> _Short task_: Reproduce every record below exactly as written, but leave out any pictures.

> _Dataset records_:
======
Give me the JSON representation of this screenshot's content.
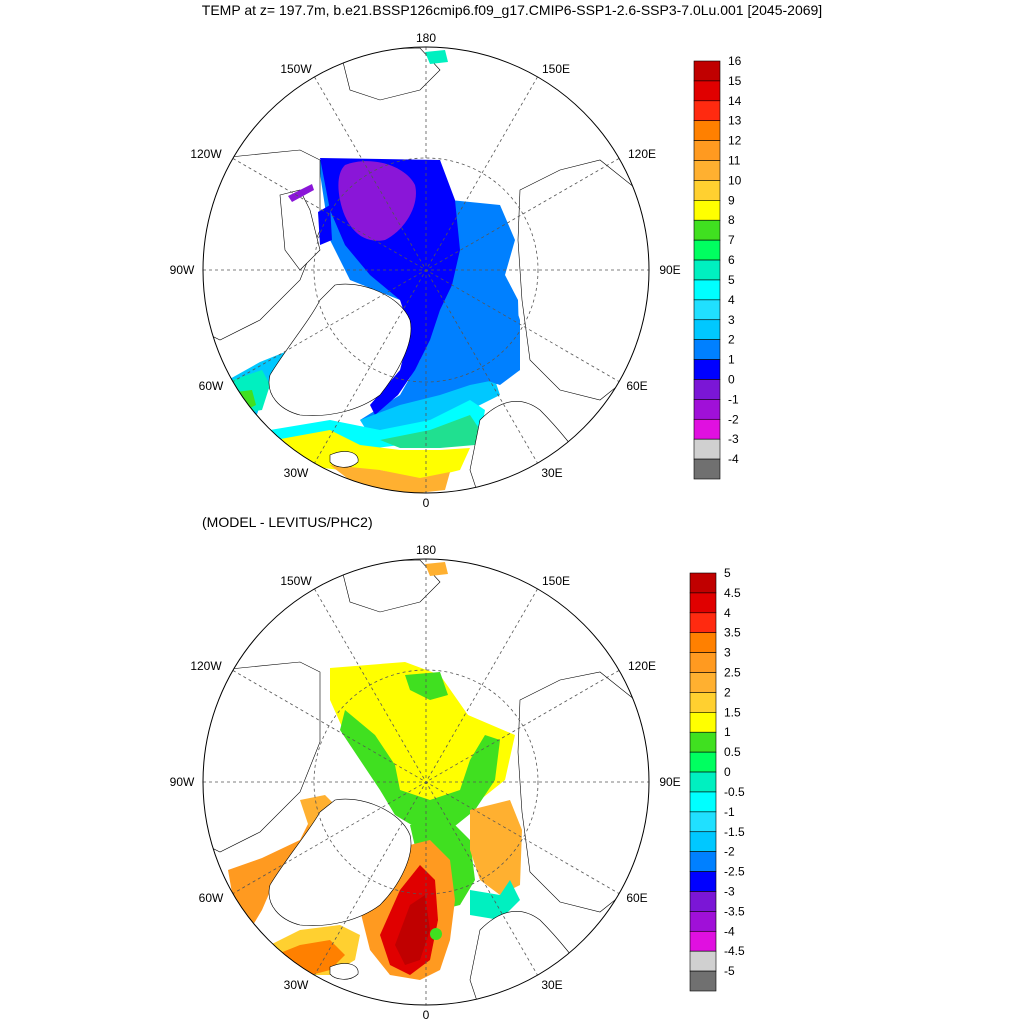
{
  "title": "TEMP at z= 197.7m, b.e21.BSSP126cmip6.f09_g17.CMIP6-SSP1-2.6-SSP3-7.0Lu.001 [2045-2069]",
  "subtitle": "(MODEL - LEVITUS/PHC2)",
  "longitude_labels": {
    "top": "180",
    "bottom": "0",
    "upper_left": "150W",
    "upper_right": "150E",
    "left_high": "120W",
    "right_high": "120E",
    "left": "90W",
    "right": "90E",
    "left_low": "60W",
    "right_low": "60E",
    "lower_left": "30W",
    "lower_right": "30E"
  },
  "colors": {
    "land_fill": "#ffffff",
    "coast_line": "#000000",
    "grid_line": "#555555"
  },
  "panels": [
    {
      "name": "model-temperature",
      "colorbar": {
        "labels": [
          "16",
          "15",
          "14",
          "13",
          "12",
          "11",
          "10",
          "9",
          "8",
          "7",
          "6",
          "5",
          "4",
          "3",
          "2",
          "1",
          "0",
          "-1",
          "-2",
          "-3",
          "-4"
        ],
        "colors": [
          "#c00000",
          "#e00000",
          "#ff2a10",
          "#ff8000",
          "#ff9a20",
          "#ffb030",
          "#ffd030",
          "#ffff00",
          "#40e020",
          "#00ff60",
          "#00f0c0",
          "#00ffff",
          "#20e0ff",
          "#00c8ff",
          "#0080ff",
          "#0000ff",
          "#7b16d6",
          "#a010d8",
          "#e010e0",
          "#d0d0d0",
          "#707070"
        ]
      }
    },
    {
      "name": "model-minus-obs-difference",
      "colorbar": {
        "labels": [
          "5",
          "4.5",
          "4",
          "3.5",
          "3",
          "2.5",
          "2",
          "1.5",
          "1",
          "0.5",
          "0",
          "-0.5",
          "-1",
          "-1.5",
          "-2",
          "-2.5",
          "-3",
          "-3.5",
          "-4",
          "-4.5",
          "-5"
        ],
        "colors": [
          "#c00000",
          "#e00000",
          "#ff2a10",
          "#ff8000",
          "#ff9a20",
          "#ffb030",
          "#ffd030",
          "#ffff00",
          "#40e020",
          "#00ff60",
          "#00f0c0",
          "#00ffff",
          "#20e0ff",
          "#00c8ff",
          "#0080ff",
          "#0000ff",
          "#7b16d6",
          "#a010d8",
          "#e010e0",
          "#d0d0d0",
          "#707070"
        ]
      }
    }
  ]
}
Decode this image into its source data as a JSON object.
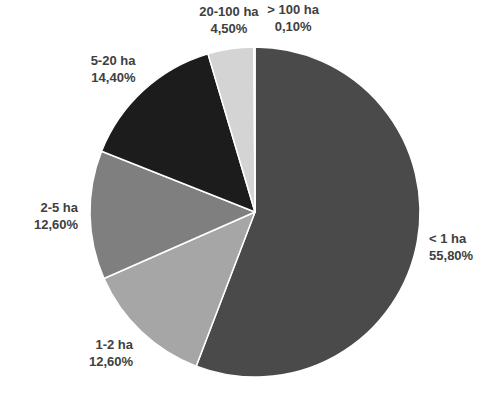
{
  "chart_data": {
    "type": "pie",
    "categories": [
      "< 1 ha",
      "1-2 ha",
      "2-5 ha",
      "5-20 ha",
      "20-100 ha",
      "> 100 ha"
    ],
    "values": [
      55.8,
      12.6,
      12.6,
      14.4,
      4.5,
      0.1
    ],
    "value_labels": [
      "55,80%",
      "12,60%",
      "12,60%",
      "14,40%",
      "4,50%",
      "0,10%"
    ],
    "colors": [
      "#4a4a4a",
      "#a6a6a6",
      "#7f7f7f",
      "#1c1c1c",
      "#d4d4d4",
      "#ebebeb"
    ],
    "data_labels": true
  }
}
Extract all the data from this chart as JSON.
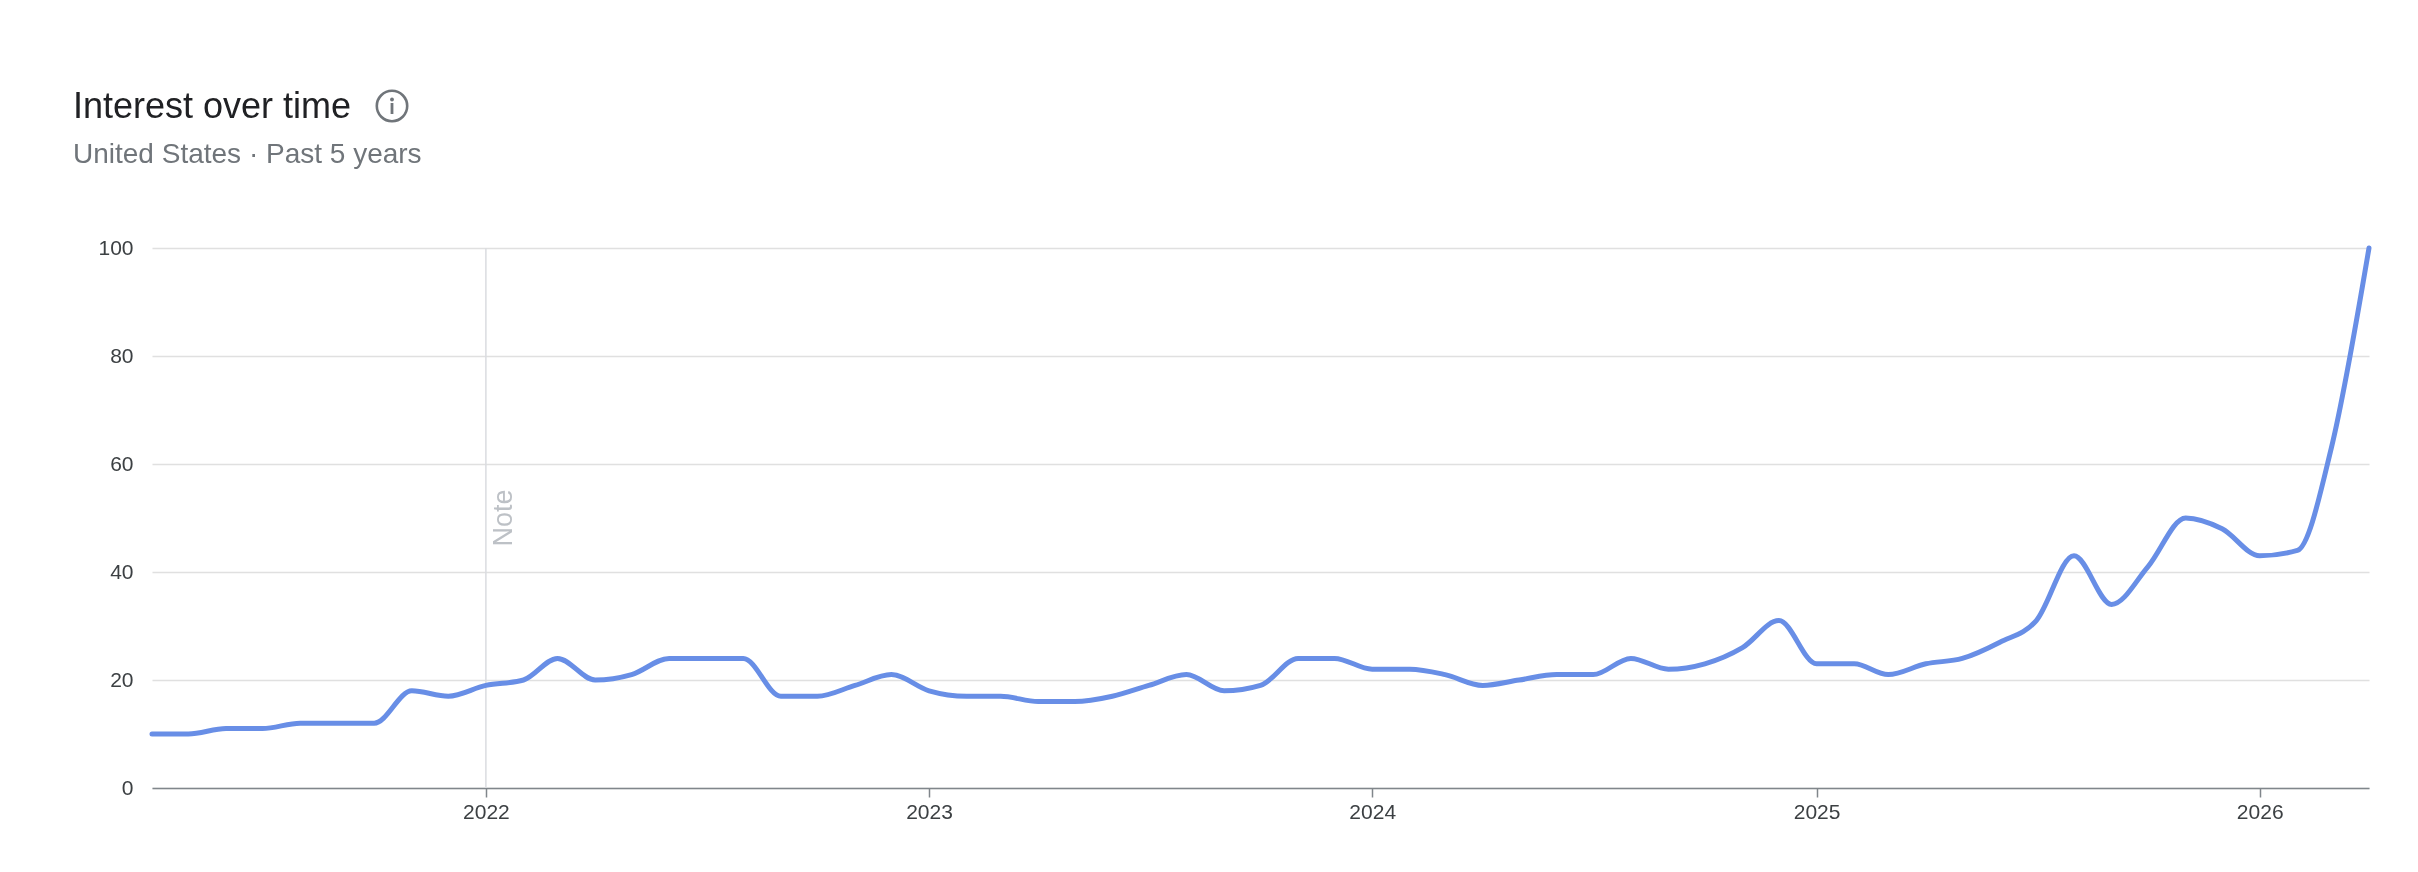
{
  "chart_data": {
    "type": "line",
    "title": "Interest over time",
    "subtitle": "United States · Past 5 years",
    "x": [
      "2021-04",
      "2021-05",
      "2021-06",
      "2021-07",
      "2021-08",
      "2021-09",
      "2021-10",
      "2021-11",
      "2021-12",
      "2022-01",
      "2022-02",
      "2022-03",
      "2022-04",
      "2022-05",
      "2022-06",
      "2022-07",
      "2022-08",
      "2022-09",
      "2022-10",
      "2022-11",
      "2022-12",
      "2023-01",
      "2023-02",
      "2023-03",
      "2023-04",
      "2023-05",
      "2023-06",
      "2023-07",
      "2023-08",
      "2023-09",
      "2023-10",
      "2023-11",
      "2023-12",
      "2024-01",
      "2024-02",
      "2024-03",
      "2024-04",
      "2024-05",
      "2024-06",
      "2024-07",
      "2024-08",
      "2024-09",
      "2024-10",
      "2024-11",
      "2024-12",
      "2025-01",
      "2025-02",
      "2025-03",
      "2025-04",
      "2025-05",
      "2025-06",
      "2025-07",
      "2025-08",
      "2025-09",
      "2025-10",
      "2025-11",
      "2025-12",
      "2026-01",
      "2026-02",
      "2026-03",
      "2026-04"
    ],
    "series": [
      {
        "color": "#688ee6",
        "values": [
          10,
          10,
          11,
          11,
          12,
          12,
          12,
          18,
          17,
          19,
          20,
          24,
          20,
          21,
          24,
          24,
          24,
          17,
          17,
          19,
          21,
          18,
          17,
          17,
          16,
          16,
          17,
          19,
          21,
          18,
          19,
          24,
          24,
          22,
          22,
          21,
          19,
          20,
          21,
          21,
          24,
          22,
          23,
          26,
          31,
          23,
          23,
          21,
          23,
          24,
          27,
          31,
          43,
          34,
          41,
          50,
          48,
          43,
          44,
          63,
          100
        ]
      }
    ],
    "xlim": [
      "2021-04",
      "2026-04"
    ],
    "xticks": [
      "2022",
      "2023",
      "2024",
      "2025",
      "2026"
    ],
    "ylim": [
      0,
      100
    ],
    "yticks": [
      0,
      20,
      40,
      60,
      80,
      100
    ],
    "grid": "y",
    "line_style": "solid",
    "ref_lines": [
      {
        "axis": "x",
        "value": "2022-01",
        "label": "Note",
        "color": "#dadce0"
      }
    ]
  }
}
======
> _Expected answer_:
Give me the JSON representation of this screenshot's content.
{
  "title": "TEMP at z= 197.7m, b.e21.BSSP126cmip6.f09_g17.CMIP6-SSP1-2.6-SSP3-7.0Lu.001 [2045-2069]",
  "subtitle": "(MODEL - LEVITUS/PHC2)",
  "longitude_labels": {
    "top": "180",
    "bottom": "0",
    "upper_left": "150W",
    "upper_right": "150E",
    "left_high": "120W",
    "right_high": "120E",
    "left": "90W",
    "right": "90E",
    "left_low": "60W",
    "right_low": "60E",
    "lower_left": "30W",
    "lower_right": "30E"
  },
  "colors": {
    "land_fill": "#ffffff",
    "coast_line": "#000000",
    "grid_line": "#555555"
  },
  "panels": [
    {
      "name": "model-temperature",
      "colorbar": {
        "labels": [
          "16",
          "15",
          "14",
          "13",
          "12",
          "11",
          "10",
          "9",
          "8",
          "7",
          "6",
          "5",
          "4",
          "3",
          "2",
          "1",
          "0",
          "-1",
          "-2",
          "-3",
          "-4"
        ],
        "colors": [
          "#c00000",
          "#e00000",
          "#ff2a10",
          "#ff8000",
          "#ff9a20",
          "#ffb030",
          "#ffd030",
          "#ffff00",
          "#40e020",
          "#00ff60",
          "#00f0c0",
          "#00ffff",
          "#20e0ff",
          "#00c8ff",
          "#0080ff",
          "#0000ff",
          "#7b16d6",
          "#a010d8",
          "#e010e0",
          "#d0d0d0",
          "#707070"
        ]
      }
    },
    {
      "name": "model-minus-obs-difference",
      "colorbar": {
        "labels": [
          "5",
          "4.5",
          "4",
          "3.5",
          "3",
          "2.5",
          "2",
          "1.5",
          "1",
          "0.5",
          "0",
          "-0.5",
          "-1",
          "-1.5",
          "-2",
          "-2.5",
          "-3",
          "-3.5",
          "-4",
          "-4.5",
          "-5"
        ],
        "colors": [
          "#c00000",
          "#e00000",
          "#ff2a10",
          "#ff8000",
          "#ff9a20",
          "#ffb030",
          "#ffd030",
          "#ffff00",
          "#40e020",
          "#00ff60",
          "#00f0c0",
          "#00ffff",
          "#20e0ff",
          "#00c8ff",
          "#0080ff",
          "#0000ff",
          "#7b16d6",
          "#a010d8",
          "#e010e0",
          "#d0d0d0",
          "#707070"
        ]
      }
    }
  ]
}
Decode this image into its source data as a JSON object.
{
  "chart_data": {
    "type": "pie",
    "categories": [
      "< 1 ha",
      "1-2 ha",
      "2-5 ha",
      "5-20 ha",
      "20-100 ha",
      "> 100 ha"
    ],
    "values": [
      55.8,
      12.6,
      12.6,
      14.4,
      4.5,
      0.1
    ],
    "value_labels": [
      "55,80%",
      "12,60%",
      "12,60%",
      "14,40%",
      "4,50%",
      "0,10%"
    ],
    "colors": [
      "#4a4a4a",
      "#a6a6a6",
      "#7f7f7f",
      "#1c1c1c",
      "#d4d4d4",
      "#ebebeb"
    ],
    "data_labels": true
  }
}
Extract all the data from this chart as JSON.
{
  "chart_data": {
    "type": "line",
    "title": "Interest over time",
    "subtitle": "United States · Past 5 years",
    "x": [
      "2021-04",
      "2021-05",
      "2021-06",
      "2021-07",
      "2021-08",
      "2021-09",
      "2021-10",
      "2021-11",
      "2021-12",
      "2022-01",
      "2022-02",
      "2022-03",
      "2022-04",
      "2022-05",
      "2022-06",
      "2022-07",
      "2022-08",
      "2022-09",
      "2022-10",
      "2022-11",
      "2022-12",
      "2023-01",
      "2023-02",
      "2023-03",
      "2023-04",
      "2023-05",
      "2023-06",
      "2023-07",
      "2023-08",
      "2023-09",
      "2023-10",
      "2023-11",
      "2023-12",
      "2024-01",
      "2024-02",
      "2024-03",
      "2024-04",
      "2024-05",
      "2024-06",
      "2024-07",
      "2024-08",
      "2024-09",
      "2024-10",
      "2024-11",
      "2024-12",
      "2025-01",
      "2025-02",
      "2025-03",
      "2025-04",
      "2025-05",
      "2025-06",
      "2025-07",
      "2025-08",
      "2025-09",
      "2025-10",
      "2025-11",
      "2025-12",
      "2026-01",
      "2026-02",
      "2026-03",
      "2026-04"
    ],
    "series": [
      {
        "color": "#688ee6",
        "values": [
          10,
          10,
          11,
          11,
          12,
          12,
          12,
          18,
          17,
          19,
          20,
          24,
          20,
          21,
          24,
          24,
          24,
          17,
          17,
          19,
          21,
          18,
          17,
          17,
          16,
          16,
          17,
          19,
          21,
          18,
          19,
          24,
          24,
          22,
          22,
          21,
          19,
          20,
          21,
          21,
          24,
          22,
          23,
          26,
          31,
          23,
          23,
          21,
          23,
          24,
          27,
          31,
          43,
          34,
          41,
          50,
          48,
          43,
          44,
          63,
          100
        ]
      }
    ],
    "xlim": [
      "2021-04",
      "2026-04"
    ],
    "xticks": [
      "2022",
      "2023",
      "2024",
      "2025",
      "2026"
    ],
    "ylim": [
      0,
      100
    ],
    "yticks": [
      0,
      20,
      40,
      60,
      80,
      100
    ],
    "grid": "y",
    "line_style": "solid",
    "ref_lines": [
      {
        "axis": "x",
        "value": "2022-01",
        "label": "Note",
        "color": "#dadce0"
      }
    ]
  }
}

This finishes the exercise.